++++ The data ++++

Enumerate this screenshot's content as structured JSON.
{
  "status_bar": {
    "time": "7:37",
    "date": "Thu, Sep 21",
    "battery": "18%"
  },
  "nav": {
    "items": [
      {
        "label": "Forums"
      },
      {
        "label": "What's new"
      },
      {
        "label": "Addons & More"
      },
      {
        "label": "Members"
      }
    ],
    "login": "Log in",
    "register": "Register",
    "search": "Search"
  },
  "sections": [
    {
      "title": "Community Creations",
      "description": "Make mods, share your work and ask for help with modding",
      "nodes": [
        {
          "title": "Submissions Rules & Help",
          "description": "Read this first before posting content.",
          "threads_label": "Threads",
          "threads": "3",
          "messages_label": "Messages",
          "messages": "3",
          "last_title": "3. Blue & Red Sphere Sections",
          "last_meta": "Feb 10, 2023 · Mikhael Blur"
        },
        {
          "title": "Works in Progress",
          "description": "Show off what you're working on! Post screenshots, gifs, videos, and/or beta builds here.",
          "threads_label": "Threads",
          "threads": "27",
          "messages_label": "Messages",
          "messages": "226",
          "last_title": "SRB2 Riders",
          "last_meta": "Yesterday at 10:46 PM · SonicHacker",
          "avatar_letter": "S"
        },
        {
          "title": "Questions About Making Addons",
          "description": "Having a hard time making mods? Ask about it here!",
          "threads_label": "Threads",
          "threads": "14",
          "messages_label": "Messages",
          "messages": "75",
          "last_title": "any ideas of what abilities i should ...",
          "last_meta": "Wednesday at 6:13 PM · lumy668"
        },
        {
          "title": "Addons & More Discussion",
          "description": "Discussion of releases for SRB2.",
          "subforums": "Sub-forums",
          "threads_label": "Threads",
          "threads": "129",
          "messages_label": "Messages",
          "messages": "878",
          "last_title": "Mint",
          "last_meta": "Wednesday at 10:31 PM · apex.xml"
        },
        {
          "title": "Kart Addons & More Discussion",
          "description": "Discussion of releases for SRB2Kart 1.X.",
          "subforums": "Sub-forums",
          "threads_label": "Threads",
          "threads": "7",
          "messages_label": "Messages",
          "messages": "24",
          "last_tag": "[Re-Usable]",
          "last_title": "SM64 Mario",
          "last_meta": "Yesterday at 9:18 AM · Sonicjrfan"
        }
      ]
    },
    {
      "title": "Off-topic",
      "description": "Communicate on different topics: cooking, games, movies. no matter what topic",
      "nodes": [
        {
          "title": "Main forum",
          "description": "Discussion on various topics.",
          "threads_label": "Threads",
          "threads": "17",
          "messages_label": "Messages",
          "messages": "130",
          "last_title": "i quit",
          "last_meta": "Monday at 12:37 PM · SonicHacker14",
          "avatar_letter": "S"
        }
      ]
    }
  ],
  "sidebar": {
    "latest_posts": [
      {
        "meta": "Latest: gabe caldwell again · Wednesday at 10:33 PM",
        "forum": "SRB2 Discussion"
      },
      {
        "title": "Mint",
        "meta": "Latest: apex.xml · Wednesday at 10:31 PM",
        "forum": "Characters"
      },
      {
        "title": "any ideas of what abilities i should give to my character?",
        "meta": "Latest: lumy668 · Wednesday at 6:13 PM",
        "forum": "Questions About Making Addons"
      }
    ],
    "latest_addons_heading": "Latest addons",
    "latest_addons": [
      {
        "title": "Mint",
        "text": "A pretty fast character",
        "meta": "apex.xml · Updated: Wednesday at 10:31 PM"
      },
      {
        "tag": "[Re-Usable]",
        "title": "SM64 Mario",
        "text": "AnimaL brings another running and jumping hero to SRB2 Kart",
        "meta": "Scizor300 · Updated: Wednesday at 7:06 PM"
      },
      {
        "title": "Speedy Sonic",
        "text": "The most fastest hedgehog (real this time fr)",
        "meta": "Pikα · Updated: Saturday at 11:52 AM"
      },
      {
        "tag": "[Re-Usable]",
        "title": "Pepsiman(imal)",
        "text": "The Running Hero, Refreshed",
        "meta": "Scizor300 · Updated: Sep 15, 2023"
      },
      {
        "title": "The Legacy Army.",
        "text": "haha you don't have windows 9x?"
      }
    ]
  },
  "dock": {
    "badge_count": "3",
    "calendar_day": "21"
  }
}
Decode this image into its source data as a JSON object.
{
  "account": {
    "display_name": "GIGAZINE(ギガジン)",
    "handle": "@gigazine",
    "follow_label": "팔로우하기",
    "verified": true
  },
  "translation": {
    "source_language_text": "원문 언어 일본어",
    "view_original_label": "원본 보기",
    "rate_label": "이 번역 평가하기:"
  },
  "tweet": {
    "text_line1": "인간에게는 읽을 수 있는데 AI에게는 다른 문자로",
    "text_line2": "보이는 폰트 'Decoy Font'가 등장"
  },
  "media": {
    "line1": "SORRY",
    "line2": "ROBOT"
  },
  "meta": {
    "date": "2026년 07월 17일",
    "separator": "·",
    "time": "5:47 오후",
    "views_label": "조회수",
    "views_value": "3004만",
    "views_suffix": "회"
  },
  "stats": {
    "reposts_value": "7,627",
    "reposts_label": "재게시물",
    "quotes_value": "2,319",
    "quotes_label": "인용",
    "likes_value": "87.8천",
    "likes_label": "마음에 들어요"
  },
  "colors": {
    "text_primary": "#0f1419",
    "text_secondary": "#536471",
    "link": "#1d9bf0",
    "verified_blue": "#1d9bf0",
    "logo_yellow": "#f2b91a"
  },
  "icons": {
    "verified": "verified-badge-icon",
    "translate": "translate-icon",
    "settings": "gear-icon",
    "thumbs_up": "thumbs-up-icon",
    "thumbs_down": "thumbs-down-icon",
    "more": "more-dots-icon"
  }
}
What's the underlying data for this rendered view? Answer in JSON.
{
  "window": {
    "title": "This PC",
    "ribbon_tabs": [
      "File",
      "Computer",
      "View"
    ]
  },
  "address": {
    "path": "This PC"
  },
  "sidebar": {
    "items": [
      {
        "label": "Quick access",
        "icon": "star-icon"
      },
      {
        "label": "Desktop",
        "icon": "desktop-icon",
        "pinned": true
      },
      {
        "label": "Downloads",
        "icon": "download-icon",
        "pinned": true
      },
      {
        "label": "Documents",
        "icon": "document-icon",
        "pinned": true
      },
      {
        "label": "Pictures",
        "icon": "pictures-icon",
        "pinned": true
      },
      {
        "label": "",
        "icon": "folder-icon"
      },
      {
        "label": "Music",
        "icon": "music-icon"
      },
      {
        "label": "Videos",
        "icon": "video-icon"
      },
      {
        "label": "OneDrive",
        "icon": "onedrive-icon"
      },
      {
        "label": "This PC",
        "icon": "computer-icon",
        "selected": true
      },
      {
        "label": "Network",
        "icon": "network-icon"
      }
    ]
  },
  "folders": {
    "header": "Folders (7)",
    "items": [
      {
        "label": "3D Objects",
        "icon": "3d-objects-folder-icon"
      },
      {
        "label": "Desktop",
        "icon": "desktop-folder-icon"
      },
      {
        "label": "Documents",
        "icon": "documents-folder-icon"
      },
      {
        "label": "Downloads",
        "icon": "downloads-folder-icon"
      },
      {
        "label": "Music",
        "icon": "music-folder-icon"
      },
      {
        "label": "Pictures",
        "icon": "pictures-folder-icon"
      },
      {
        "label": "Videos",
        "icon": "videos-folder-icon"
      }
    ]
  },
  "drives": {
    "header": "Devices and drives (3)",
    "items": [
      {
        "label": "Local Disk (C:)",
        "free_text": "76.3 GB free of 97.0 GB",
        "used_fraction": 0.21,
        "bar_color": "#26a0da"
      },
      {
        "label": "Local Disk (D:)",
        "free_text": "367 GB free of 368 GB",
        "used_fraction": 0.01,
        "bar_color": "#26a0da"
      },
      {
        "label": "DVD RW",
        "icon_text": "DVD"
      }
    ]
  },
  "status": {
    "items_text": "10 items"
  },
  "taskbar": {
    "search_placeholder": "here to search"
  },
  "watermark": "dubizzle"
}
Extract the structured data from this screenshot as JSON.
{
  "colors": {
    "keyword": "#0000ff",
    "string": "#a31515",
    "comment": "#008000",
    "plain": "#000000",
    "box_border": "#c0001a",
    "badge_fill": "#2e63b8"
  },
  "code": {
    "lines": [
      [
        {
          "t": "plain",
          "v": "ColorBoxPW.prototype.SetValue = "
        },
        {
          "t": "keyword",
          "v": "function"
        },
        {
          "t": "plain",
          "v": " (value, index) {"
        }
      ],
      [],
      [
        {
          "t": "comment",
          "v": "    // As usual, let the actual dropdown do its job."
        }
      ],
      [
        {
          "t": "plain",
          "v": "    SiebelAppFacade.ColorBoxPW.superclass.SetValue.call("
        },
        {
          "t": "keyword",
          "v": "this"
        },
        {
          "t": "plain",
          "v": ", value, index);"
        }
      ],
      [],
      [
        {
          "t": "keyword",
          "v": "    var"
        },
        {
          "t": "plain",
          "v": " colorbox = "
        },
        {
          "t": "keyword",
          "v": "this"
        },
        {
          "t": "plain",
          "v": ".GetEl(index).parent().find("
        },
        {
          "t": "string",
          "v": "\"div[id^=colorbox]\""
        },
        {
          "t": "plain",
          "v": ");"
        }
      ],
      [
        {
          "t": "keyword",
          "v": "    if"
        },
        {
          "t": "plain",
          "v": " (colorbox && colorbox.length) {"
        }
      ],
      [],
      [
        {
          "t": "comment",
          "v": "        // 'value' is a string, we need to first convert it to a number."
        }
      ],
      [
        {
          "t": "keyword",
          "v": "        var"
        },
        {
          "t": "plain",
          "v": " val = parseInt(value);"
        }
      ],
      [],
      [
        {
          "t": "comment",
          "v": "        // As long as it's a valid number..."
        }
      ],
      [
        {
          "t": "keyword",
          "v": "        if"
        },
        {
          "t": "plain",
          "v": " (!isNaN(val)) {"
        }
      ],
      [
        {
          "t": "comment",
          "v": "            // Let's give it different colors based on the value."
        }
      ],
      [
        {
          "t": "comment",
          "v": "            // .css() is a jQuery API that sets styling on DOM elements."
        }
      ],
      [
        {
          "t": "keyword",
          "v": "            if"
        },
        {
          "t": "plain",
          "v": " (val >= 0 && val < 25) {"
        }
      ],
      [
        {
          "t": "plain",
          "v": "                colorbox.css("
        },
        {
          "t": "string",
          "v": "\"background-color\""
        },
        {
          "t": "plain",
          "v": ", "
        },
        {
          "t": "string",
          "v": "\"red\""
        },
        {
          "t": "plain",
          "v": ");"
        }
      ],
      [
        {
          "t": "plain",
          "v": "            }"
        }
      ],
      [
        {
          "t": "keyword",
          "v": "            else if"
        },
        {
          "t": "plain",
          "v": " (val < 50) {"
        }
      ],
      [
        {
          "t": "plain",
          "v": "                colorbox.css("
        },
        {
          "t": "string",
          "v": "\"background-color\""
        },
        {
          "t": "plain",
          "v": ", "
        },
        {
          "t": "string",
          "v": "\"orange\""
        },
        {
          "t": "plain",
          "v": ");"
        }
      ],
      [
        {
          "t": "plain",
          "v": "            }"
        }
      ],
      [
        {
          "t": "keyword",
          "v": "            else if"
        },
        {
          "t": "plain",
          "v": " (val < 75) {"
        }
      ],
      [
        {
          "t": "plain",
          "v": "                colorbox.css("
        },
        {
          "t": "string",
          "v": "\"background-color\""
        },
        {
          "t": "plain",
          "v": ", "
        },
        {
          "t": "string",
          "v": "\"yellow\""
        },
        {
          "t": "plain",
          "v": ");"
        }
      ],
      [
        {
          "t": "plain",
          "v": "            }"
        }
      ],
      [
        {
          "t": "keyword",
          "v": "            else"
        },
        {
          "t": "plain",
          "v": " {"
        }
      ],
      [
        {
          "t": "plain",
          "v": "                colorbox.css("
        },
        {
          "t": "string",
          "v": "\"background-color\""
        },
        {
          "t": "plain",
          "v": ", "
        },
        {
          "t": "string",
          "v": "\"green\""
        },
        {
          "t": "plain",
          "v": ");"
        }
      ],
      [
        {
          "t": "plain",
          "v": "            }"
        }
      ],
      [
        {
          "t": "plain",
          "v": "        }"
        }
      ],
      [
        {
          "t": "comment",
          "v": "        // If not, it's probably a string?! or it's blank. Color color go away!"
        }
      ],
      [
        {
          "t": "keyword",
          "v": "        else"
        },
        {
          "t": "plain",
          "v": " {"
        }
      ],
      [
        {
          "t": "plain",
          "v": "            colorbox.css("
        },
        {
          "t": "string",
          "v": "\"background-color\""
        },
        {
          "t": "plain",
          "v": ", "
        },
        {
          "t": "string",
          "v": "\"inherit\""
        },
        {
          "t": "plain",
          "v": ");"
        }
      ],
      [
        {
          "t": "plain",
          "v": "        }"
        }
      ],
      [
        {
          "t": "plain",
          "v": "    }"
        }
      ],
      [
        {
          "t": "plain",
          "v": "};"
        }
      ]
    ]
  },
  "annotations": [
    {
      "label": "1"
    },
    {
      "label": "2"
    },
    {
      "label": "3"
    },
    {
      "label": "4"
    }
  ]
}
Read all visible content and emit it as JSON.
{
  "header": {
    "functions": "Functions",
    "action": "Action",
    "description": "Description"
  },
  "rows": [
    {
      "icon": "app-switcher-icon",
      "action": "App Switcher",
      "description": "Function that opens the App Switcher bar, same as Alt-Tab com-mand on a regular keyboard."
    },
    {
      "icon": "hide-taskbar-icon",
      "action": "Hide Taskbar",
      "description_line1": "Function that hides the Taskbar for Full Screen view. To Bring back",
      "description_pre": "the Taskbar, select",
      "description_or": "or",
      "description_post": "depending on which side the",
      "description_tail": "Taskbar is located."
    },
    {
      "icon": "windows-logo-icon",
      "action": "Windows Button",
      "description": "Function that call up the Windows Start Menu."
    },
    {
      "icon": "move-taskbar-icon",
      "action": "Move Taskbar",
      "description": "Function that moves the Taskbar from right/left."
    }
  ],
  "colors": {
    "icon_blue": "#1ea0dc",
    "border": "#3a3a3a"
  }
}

++++

Written instruction:
Find each line holding "Local". Copy it out.

Complete response:
        "label": "Local Disk (C:)",
        "label": "Local Disk (D:)",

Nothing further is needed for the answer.